Data entries for graphics:
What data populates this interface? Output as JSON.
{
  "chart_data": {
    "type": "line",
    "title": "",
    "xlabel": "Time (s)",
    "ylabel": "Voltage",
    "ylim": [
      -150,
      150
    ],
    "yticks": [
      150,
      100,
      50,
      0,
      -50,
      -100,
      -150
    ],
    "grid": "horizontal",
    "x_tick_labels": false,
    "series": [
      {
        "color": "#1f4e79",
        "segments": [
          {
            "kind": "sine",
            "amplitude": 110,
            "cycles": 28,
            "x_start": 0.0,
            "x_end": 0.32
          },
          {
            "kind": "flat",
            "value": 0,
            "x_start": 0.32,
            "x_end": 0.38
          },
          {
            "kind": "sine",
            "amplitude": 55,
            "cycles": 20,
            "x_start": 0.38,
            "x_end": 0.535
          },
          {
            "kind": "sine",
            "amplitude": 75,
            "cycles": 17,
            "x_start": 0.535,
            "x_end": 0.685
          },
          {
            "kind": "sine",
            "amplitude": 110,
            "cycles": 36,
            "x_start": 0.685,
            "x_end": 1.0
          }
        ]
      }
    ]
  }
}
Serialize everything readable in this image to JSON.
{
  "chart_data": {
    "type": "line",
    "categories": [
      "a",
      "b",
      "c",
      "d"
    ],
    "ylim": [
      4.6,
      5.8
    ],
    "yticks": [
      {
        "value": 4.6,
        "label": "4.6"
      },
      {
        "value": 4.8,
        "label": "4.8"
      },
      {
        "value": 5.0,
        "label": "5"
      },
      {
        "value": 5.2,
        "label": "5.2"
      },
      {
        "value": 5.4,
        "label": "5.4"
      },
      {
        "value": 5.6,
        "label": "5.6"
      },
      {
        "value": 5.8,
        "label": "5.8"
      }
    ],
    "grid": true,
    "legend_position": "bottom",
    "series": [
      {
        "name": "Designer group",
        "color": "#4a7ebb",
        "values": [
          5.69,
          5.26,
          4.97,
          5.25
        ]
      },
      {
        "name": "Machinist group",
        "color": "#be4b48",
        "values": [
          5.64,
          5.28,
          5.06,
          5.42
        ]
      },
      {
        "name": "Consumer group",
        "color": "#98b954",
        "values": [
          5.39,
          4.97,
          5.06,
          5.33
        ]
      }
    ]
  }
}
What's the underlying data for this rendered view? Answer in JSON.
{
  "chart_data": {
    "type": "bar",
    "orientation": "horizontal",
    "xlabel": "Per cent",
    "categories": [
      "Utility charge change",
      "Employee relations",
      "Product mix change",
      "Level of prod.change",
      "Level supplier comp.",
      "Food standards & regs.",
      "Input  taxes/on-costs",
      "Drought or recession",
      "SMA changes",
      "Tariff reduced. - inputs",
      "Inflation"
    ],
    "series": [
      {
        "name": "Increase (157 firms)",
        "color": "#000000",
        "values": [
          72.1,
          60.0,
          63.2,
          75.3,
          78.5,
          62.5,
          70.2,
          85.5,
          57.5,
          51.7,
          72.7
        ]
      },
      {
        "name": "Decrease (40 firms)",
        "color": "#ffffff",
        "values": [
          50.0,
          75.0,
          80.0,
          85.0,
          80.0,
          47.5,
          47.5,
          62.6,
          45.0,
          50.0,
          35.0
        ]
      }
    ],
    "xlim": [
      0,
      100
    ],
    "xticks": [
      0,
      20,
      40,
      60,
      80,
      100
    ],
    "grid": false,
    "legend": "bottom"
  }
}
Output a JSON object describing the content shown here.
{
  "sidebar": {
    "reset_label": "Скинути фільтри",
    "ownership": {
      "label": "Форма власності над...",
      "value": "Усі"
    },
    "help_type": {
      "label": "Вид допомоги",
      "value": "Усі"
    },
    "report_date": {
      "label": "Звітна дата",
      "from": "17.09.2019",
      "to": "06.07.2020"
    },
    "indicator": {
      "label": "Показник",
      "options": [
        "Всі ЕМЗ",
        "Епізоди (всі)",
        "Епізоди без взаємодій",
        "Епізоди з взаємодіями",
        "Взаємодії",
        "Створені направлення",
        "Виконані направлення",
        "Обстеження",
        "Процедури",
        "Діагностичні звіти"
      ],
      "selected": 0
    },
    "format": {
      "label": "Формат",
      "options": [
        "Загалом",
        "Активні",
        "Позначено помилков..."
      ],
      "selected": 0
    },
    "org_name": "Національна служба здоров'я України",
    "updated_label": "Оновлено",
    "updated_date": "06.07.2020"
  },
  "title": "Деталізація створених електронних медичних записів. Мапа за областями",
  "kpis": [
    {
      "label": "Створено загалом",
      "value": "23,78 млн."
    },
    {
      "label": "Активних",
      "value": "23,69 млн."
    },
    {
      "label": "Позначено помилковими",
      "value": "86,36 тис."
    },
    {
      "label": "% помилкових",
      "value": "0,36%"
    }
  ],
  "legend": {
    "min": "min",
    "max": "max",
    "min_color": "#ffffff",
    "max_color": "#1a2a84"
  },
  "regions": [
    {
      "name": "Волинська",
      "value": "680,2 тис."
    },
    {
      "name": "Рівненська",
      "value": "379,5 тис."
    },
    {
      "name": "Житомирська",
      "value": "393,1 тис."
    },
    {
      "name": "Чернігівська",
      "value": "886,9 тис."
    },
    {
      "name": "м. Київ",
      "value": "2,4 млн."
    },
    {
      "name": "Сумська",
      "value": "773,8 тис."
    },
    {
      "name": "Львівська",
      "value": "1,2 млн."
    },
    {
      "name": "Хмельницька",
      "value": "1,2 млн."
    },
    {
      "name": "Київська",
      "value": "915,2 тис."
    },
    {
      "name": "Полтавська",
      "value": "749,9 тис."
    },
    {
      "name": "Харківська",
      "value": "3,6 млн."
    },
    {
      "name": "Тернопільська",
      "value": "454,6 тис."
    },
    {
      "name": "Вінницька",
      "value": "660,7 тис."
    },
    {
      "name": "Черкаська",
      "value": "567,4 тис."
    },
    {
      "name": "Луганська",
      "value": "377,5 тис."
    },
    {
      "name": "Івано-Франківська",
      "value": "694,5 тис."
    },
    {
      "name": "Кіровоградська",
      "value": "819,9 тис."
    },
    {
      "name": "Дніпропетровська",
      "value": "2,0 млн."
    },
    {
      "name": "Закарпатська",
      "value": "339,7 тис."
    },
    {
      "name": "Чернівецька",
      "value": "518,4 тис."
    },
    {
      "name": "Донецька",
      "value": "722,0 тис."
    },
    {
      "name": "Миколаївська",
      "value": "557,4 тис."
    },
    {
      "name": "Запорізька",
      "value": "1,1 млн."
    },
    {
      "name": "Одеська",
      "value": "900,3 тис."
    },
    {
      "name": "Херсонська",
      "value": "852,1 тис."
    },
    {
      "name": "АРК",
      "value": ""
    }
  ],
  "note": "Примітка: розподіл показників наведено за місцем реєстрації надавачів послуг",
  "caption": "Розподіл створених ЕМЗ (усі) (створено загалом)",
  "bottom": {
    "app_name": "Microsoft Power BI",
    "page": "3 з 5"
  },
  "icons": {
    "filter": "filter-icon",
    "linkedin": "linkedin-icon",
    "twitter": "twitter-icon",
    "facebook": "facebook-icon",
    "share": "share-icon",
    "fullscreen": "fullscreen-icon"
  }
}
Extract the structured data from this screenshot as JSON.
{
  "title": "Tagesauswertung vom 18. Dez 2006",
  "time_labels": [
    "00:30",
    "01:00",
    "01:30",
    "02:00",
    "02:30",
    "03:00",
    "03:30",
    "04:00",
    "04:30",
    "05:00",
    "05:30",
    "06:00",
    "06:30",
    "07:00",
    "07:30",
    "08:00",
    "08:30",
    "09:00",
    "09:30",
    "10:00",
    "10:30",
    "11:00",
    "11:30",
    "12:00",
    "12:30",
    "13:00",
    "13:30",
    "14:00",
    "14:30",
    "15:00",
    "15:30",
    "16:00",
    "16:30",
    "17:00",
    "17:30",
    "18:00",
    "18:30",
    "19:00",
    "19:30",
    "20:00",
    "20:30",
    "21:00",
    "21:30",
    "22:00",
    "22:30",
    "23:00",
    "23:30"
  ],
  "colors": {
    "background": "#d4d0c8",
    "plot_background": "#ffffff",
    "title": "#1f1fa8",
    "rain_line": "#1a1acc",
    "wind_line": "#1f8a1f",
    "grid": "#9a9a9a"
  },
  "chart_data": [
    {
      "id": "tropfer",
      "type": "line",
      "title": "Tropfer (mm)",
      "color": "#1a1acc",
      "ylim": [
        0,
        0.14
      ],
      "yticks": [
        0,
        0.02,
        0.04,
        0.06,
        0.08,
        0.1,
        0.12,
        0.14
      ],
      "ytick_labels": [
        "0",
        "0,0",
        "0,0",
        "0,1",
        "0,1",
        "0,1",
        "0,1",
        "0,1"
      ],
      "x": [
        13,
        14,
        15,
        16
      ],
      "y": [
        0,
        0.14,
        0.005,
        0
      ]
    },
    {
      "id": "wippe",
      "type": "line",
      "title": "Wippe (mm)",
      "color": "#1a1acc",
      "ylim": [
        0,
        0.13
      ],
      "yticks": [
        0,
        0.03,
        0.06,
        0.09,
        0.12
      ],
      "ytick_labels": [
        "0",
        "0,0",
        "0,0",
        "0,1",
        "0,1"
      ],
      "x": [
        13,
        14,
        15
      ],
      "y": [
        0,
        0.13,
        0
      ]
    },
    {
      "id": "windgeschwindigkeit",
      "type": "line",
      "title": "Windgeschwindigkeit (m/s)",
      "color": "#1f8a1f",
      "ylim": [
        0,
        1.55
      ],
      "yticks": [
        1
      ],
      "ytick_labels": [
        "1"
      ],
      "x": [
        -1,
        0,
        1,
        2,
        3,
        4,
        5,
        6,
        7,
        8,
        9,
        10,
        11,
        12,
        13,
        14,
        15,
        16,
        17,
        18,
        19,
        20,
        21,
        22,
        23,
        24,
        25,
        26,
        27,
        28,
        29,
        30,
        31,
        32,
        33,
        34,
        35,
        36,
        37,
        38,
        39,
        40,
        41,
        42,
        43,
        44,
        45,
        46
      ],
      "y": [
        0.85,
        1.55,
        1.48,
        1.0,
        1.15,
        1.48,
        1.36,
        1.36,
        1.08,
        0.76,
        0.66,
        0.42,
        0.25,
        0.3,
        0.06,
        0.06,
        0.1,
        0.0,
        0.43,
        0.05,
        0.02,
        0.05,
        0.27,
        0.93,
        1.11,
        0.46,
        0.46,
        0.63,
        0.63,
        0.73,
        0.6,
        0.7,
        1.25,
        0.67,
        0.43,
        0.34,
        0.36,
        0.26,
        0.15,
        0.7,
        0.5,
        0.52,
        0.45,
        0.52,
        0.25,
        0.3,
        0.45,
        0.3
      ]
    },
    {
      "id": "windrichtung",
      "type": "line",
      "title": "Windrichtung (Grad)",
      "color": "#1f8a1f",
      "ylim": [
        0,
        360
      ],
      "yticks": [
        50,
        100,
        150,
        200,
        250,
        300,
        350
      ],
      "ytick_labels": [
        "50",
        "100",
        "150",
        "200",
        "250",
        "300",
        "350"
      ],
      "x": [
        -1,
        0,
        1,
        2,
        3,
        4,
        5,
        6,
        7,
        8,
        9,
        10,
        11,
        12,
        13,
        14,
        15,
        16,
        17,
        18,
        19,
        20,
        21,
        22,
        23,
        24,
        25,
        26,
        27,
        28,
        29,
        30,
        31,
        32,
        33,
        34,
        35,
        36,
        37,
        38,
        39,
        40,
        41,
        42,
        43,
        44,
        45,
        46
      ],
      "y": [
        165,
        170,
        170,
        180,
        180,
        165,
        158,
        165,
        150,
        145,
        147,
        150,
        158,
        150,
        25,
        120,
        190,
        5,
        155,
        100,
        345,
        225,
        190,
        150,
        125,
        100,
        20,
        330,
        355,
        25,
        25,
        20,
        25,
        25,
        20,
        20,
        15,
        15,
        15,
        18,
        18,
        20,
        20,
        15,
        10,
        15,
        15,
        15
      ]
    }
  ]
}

• [Instructions to follow] Using the listing above, pick out each line that contains the word "grid", then copy it.

• [Final result]
    "grid": "horizontal",
    "grid": true,
    "grid": false,
    "grid": "#9a9a9a"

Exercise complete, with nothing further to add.